- _Exercise details_
Select and reproduce each line of the listing below that bears the string "центральная".

- _A block of data_

## begin

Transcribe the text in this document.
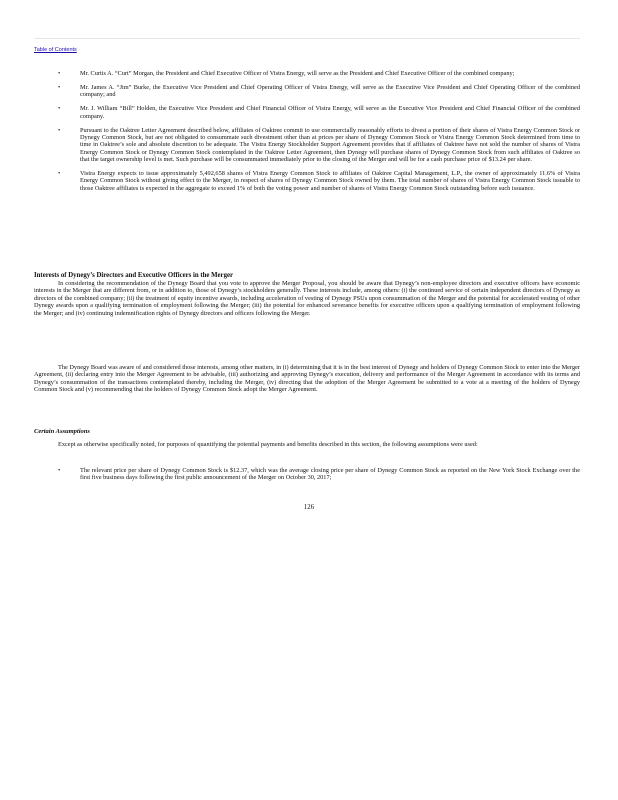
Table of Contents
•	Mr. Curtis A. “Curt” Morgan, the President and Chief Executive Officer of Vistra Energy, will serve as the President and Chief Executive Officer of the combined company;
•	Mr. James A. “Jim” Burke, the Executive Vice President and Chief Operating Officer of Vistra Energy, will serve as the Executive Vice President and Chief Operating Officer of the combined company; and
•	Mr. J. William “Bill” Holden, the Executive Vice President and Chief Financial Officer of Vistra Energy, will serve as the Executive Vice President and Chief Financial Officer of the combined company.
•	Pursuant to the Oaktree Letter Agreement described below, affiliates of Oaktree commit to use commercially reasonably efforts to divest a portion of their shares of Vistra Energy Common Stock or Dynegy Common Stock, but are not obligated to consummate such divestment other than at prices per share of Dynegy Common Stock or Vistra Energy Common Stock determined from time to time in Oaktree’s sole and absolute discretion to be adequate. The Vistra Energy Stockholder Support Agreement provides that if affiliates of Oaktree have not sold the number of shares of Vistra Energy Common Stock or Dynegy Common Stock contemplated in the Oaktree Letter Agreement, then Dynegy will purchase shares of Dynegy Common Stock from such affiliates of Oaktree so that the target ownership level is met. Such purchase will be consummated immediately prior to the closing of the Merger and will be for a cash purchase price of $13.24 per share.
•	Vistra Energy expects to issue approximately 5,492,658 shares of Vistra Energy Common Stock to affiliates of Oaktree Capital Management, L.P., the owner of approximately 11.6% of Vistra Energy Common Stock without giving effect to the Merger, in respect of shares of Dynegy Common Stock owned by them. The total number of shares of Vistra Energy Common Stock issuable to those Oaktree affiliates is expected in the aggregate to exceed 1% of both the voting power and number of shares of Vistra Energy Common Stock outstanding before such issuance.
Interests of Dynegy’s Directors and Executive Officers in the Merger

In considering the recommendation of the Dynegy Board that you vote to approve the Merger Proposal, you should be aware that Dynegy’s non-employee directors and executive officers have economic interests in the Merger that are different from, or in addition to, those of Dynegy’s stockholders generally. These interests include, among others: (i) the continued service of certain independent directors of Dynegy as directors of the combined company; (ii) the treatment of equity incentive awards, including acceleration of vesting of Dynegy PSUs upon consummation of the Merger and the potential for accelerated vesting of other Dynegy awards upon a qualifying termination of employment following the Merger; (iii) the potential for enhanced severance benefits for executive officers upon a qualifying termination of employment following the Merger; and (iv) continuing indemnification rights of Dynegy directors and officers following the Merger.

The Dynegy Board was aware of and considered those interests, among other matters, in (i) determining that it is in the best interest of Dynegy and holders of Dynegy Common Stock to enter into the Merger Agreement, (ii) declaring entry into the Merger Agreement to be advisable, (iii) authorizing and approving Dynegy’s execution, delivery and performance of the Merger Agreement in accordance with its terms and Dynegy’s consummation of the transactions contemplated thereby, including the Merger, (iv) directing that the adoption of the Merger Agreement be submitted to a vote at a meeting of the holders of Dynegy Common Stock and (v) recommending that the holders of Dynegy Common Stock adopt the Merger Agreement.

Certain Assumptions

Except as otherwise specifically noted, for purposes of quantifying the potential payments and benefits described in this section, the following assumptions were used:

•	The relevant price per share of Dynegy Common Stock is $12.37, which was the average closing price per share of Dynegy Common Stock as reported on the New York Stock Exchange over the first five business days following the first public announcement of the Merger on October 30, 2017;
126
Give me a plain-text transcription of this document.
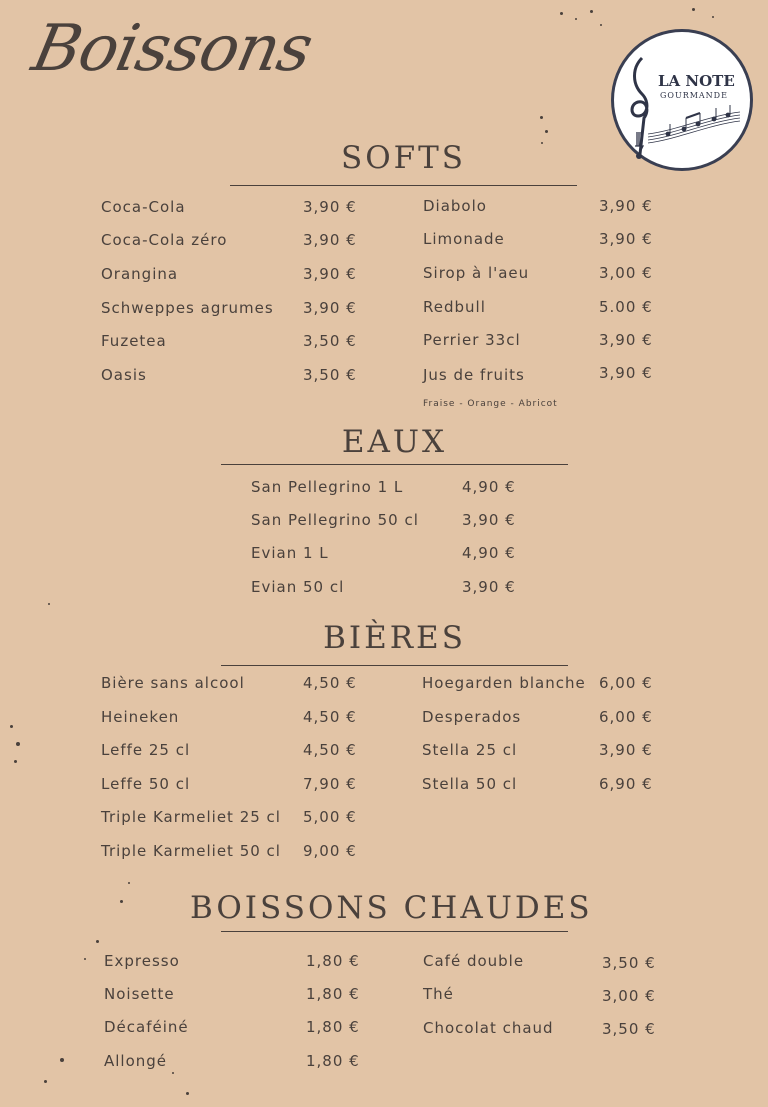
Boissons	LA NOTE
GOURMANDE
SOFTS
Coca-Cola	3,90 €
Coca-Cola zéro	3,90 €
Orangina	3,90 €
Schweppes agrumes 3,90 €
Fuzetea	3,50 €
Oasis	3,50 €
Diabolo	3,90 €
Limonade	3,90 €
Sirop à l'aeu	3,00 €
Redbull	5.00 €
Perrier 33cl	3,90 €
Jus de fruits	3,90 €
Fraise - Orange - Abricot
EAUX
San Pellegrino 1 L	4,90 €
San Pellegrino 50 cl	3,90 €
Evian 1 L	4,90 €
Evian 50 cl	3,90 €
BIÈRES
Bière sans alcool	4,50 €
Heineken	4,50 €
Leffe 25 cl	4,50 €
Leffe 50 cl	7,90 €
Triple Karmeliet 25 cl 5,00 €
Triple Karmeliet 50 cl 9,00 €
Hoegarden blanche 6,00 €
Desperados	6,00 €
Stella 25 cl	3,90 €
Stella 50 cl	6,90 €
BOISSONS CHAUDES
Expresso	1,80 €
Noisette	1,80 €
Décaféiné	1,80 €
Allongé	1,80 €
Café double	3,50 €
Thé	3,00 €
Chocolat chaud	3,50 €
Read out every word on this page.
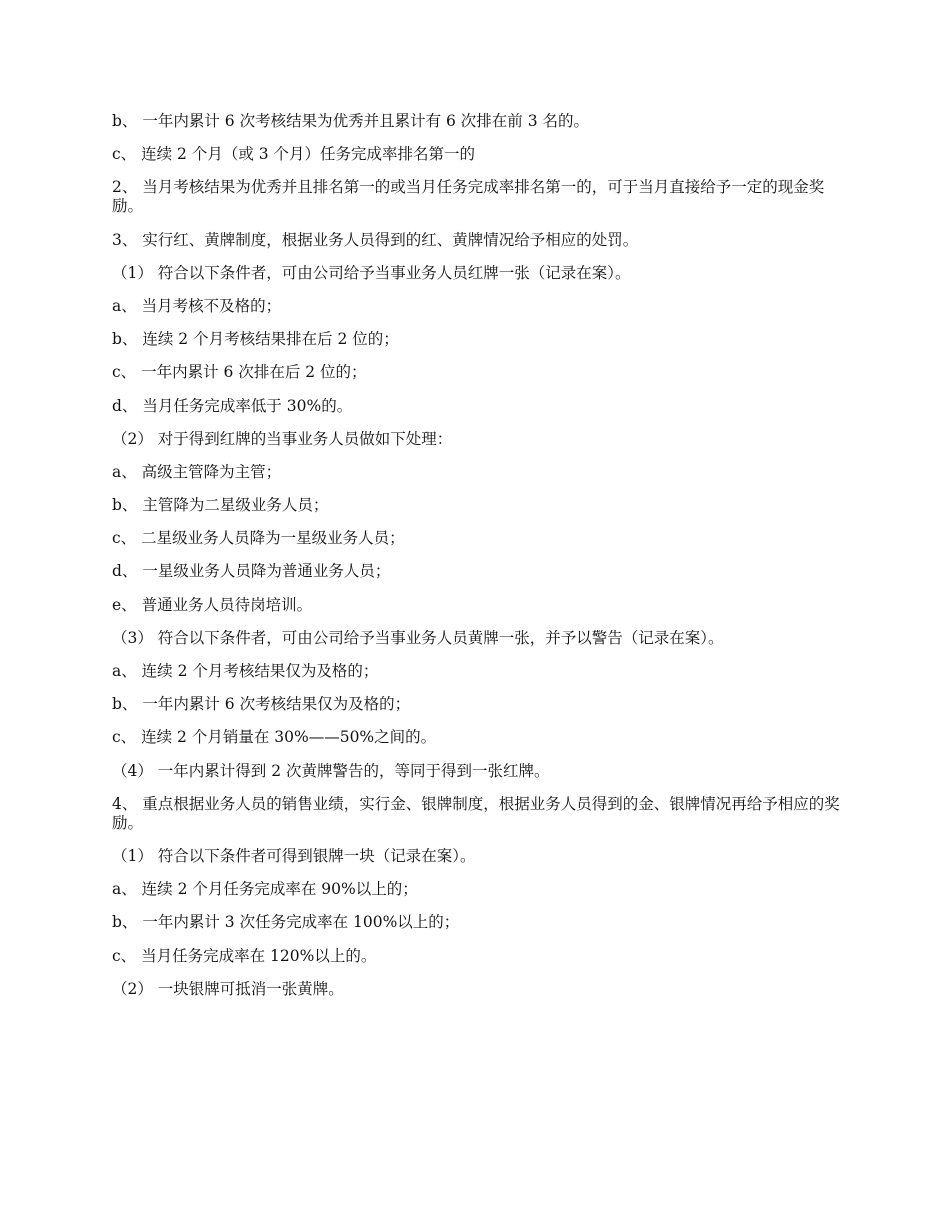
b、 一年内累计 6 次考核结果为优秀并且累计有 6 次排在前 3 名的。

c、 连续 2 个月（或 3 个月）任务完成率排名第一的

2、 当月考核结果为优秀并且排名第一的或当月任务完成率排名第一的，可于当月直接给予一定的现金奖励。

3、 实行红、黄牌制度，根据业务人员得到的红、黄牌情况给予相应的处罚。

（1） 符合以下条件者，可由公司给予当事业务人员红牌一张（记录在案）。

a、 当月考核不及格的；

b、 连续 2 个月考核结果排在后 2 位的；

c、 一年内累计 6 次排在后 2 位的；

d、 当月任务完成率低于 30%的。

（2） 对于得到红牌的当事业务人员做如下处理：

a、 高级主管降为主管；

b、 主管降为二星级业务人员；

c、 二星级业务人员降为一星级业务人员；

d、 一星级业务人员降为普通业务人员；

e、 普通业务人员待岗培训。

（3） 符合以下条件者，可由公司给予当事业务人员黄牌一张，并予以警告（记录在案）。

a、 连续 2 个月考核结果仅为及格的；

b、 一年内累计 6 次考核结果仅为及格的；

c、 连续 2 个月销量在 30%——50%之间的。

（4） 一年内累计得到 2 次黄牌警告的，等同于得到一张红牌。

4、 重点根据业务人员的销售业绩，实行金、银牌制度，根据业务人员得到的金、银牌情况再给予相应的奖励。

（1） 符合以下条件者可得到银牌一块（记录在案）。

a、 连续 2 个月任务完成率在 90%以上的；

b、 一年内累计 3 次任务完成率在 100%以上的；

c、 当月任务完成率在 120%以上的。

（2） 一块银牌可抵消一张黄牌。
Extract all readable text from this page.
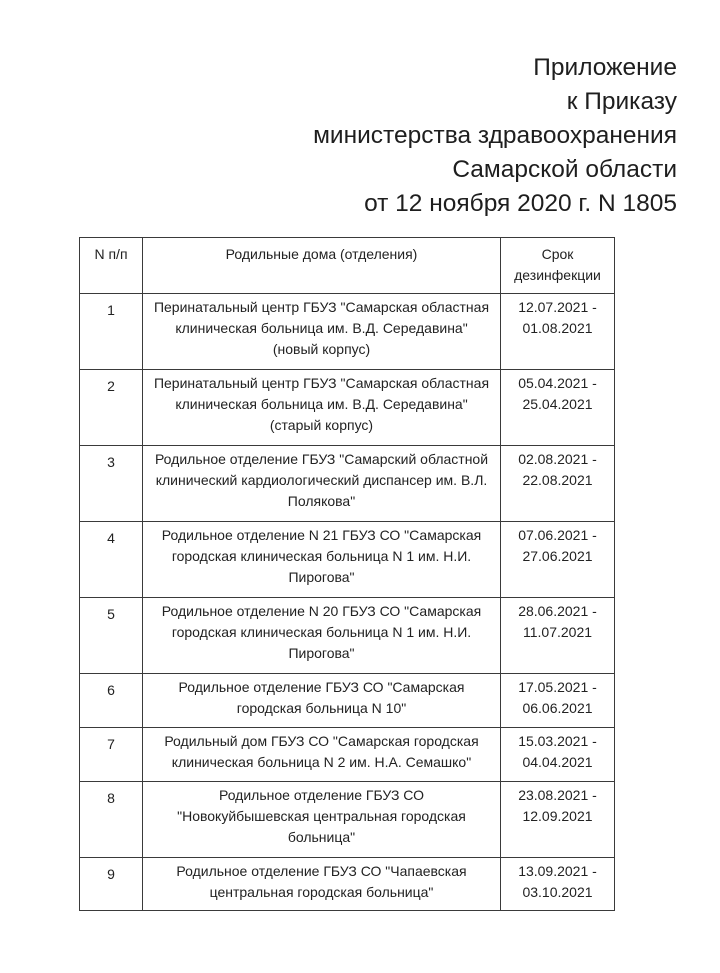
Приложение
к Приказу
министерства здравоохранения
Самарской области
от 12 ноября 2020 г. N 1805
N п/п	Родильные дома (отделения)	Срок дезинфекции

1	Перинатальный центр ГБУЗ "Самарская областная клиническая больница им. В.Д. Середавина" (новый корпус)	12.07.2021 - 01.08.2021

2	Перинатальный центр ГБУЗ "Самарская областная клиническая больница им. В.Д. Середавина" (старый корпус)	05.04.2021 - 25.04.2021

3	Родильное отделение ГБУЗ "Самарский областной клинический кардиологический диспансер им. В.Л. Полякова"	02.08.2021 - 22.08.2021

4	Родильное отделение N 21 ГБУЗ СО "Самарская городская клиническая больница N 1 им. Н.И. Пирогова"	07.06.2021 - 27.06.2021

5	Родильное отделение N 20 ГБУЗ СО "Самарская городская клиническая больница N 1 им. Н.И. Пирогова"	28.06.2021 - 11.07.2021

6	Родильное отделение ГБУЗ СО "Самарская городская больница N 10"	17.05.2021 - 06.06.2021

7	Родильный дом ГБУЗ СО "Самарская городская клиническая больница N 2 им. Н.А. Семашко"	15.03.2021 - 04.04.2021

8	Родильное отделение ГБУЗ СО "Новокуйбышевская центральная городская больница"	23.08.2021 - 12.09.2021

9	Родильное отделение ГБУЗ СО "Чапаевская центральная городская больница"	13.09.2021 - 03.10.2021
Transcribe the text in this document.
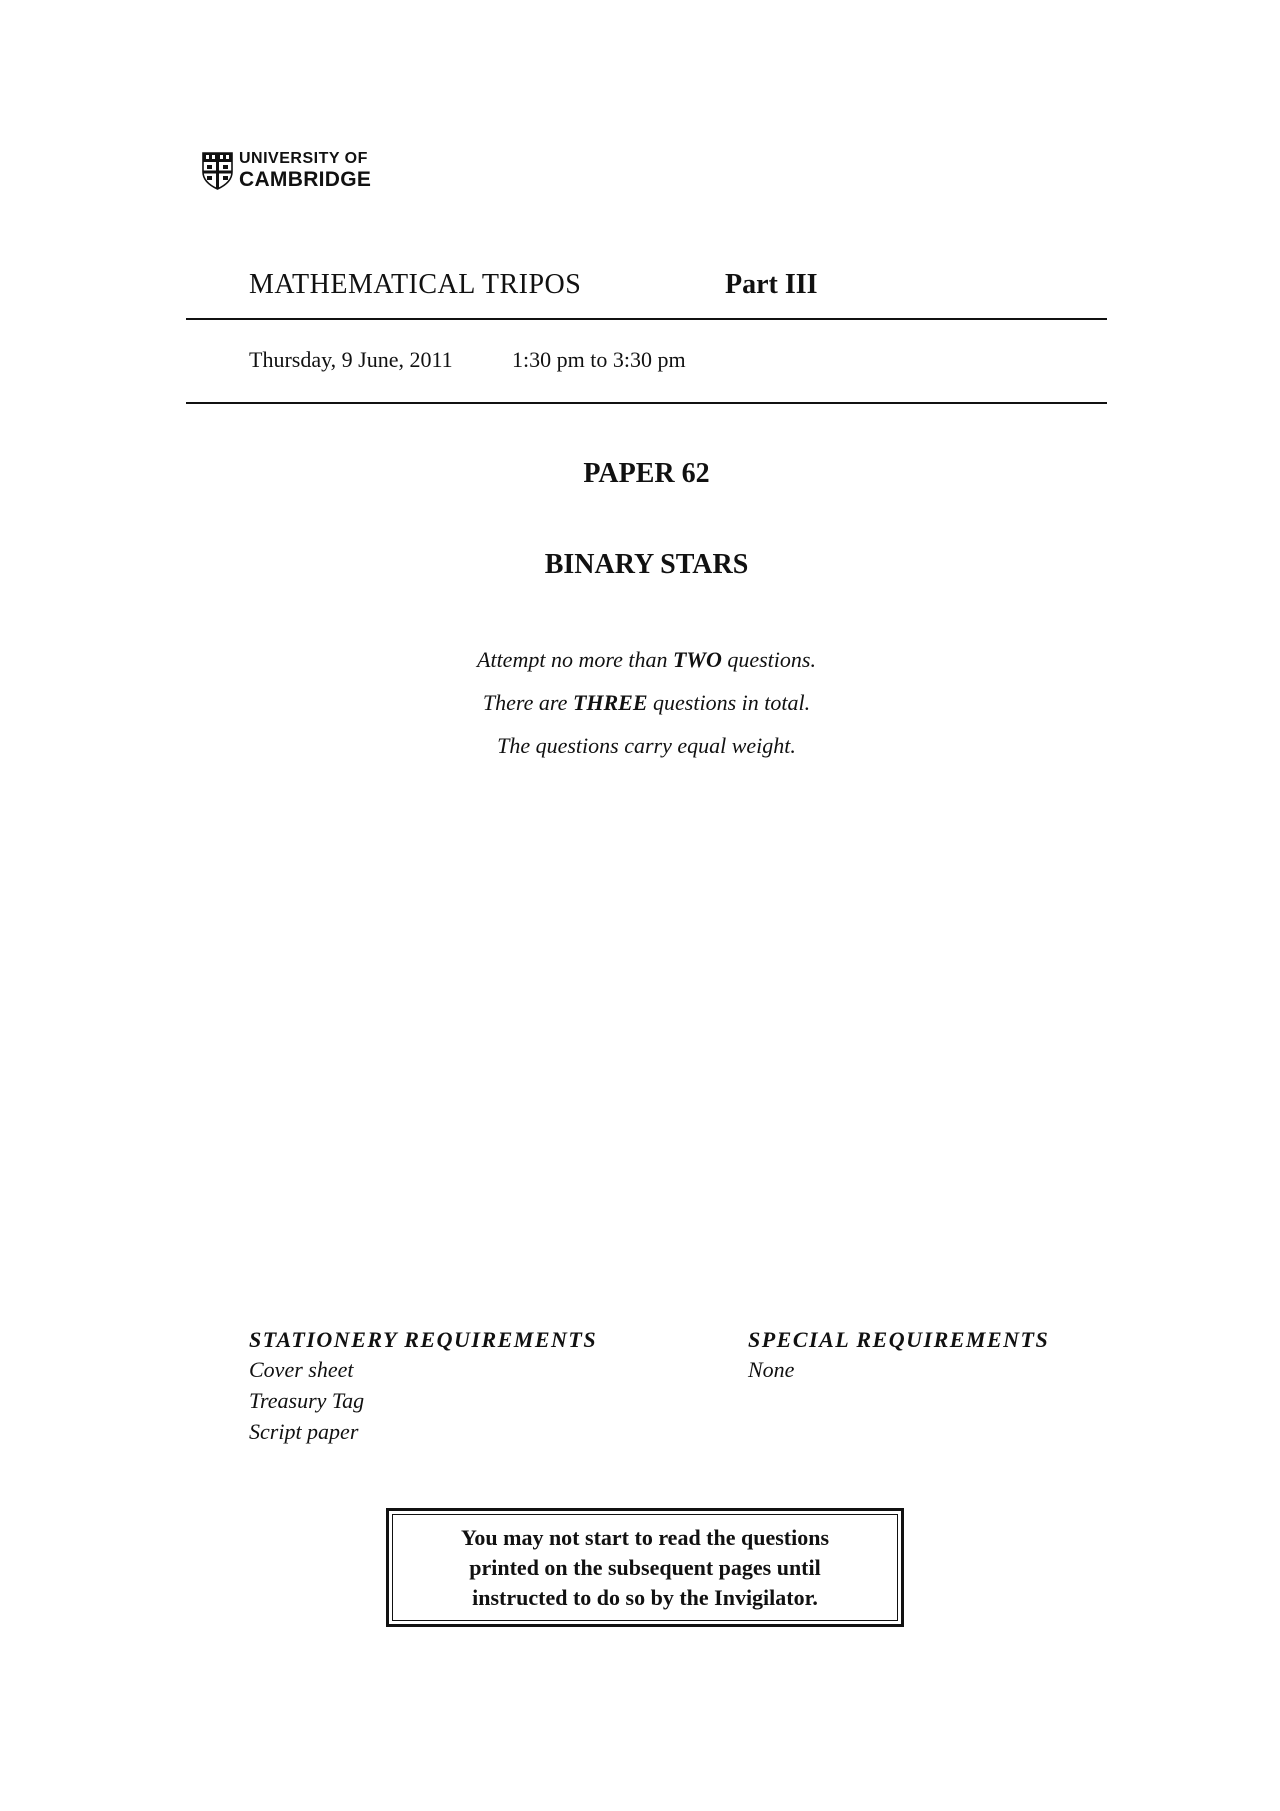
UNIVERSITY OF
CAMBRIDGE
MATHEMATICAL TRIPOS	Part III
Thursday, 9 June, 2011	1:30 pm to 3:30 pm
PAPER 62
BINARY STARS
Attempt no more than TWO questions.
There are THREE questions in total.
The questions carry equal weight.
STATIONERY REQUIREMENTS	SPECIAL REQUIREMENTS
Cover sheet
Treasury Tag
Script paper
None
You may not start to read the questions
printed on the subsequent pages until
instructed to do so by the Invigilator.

## end

- _The reply_
8	Родильное отделение ГБУЗ СО "Новокуйбышевская центральная городская больница"	23.08.2021 - 12.09.2021
9	Родильное отделение ГБУЗ СО "Чапаевская центральная городская больница"	13.09.2021 - 03.10.2021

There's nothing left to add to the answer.